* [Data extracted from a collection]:
-- Start --
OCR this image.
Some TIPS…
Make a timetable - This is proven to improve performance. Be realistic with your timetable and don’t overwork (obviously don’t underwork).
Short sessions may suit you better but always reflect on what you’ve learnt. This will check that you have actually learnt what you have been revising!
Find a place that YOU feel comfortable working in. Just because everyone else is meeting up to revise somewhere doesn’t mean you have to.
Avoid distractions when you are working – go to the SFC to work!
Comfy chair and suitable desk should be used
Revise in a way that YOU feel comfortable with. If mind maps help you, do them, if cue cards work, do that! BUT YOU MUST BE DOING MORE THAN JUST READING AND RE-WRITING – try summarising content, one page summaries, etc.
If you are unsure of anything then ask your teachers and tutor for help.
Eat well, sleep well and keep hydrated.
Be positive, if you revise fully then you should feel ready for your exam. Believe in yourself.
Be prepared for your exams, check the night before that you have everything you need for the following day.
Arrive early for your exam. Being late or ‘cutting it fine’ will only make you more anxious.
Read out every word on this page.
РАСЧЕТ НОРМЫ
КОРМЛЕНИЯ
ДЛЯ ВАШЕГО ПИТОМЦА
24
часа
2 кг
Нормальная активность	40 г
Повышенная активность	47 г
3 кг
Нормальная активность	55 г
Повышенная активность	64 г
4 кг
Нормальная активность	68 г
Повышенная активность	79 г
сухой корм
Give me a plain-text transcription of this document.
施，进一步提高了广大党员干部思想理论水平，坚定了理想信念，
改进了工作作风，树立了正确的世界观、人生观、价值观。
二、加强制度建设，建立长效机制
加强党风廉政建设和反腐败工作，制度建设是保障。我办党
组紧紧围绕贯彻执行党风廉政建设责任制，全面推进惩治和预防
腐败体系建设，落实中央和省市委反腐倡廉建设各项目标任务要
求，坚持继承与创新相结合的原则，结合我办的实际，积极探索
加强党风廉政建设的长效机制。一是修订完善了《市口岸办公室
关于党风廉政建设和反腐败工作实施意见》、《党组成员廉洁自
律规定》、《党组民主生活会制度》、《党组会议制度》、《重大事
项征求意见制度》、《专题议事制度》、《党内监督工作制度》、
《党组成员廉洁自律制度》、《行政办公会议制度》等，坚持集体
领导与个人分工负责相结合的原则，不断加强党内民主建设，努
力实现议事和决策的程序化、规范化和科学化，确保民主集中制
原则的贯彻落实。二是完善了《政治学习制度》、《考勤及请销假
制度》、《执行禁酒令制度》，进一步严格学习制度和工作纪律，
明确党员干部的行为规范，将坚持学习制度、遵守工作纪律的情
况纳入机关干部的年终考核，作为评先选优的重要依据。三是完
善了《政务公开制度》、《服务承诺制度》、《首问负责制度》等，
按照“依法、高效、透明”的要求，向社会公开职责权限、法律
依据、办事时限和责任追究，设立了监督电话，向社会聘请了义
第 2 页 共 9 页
-- End --
* [DO THIS]: Locate all lines in the listing above with the word "check". Copy them.

* [SOLUTION BELOW]:
Short sessions may suit you better but always reflect on what you’ve learnt. This will check that you have actually learnt what you have been revising!
Be prepared for your exams, check the night before that you have everything you need for the following day.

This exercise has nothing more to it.